* **Goal of the exercise**: Check the listing below for lines that hold "Phòng". How many are there? Please give only the number.

* **Provided records**:
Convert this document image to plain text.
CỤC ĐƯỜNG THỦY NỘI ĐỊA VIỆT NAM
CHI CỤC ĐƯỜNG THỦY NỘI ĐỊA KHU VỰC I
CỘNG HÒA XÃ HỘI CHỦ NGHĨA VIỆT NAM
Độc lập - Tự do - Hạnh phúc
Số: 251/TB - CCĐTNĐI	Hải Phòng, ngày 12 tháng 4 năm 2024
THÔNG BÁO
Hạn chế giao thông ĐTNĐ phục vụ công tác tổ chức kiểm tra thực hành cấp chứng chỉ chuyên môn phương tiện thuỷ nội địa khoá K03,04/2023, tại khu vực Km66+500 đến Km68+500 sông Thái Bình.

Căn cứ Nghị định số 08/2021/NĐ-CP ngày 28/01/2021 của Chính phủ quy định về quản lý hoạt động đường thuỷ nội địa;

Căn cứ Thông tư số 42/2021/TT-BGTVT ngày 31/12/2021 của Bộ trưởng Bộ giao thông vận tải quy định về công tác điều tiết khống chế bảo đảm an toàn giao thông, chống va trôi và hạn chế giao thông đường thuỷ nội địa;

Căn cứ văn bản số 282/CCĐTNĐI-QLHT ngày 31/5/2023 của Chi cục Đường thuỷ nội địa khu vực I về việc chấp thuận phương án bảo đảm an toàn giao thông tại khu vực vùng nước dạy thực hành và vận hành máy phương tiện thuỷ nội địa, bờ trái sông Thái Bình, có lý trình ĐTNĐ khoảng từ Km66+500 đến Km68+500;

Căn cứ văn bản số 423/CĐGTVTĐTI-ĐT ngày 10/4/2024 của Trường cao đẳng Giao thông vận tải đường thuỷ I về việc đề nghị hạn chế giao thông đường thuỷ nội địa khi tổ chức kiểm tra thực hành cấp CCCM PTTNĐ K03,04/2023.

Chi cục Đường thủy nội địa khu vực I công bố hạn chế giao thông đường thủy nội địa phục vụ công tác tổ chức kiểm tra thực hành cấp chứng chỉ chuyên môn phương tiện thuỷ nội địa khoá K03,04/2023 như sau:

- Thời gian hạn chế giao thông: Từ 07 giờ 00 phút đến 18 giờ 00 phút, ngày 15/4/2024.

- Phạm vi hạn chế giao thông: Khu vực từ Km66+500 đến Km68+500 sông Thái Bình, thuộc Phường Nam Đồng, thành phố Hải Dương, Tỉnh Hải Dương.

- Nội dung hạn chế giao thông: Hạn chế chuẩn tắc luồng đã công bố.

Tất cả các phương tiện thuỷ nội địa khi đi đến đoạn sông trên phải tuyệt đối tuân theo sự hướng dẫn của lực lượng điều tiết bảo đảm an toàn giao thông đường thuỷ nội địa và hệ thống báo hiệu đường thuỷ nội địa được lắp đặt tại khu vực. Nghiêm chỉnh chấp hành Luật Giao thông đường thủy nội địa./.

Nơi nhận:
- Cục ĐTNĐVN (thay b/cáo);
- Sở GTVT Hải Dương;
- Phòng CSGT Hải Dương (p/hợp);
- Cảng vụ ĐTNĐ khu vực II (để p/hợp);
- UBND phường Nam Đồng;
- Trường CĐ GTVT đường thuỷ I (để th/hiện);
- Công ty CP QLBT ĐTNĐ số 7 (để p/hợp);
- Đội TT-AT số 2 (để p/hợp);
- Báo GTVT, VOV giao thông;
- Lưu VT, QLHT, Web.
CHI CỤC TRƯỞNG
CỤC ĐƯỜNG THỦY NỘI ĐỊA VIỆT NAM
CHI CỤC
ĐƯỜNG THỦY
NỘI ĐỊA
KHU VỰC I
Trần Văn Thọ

* **Written response**: 2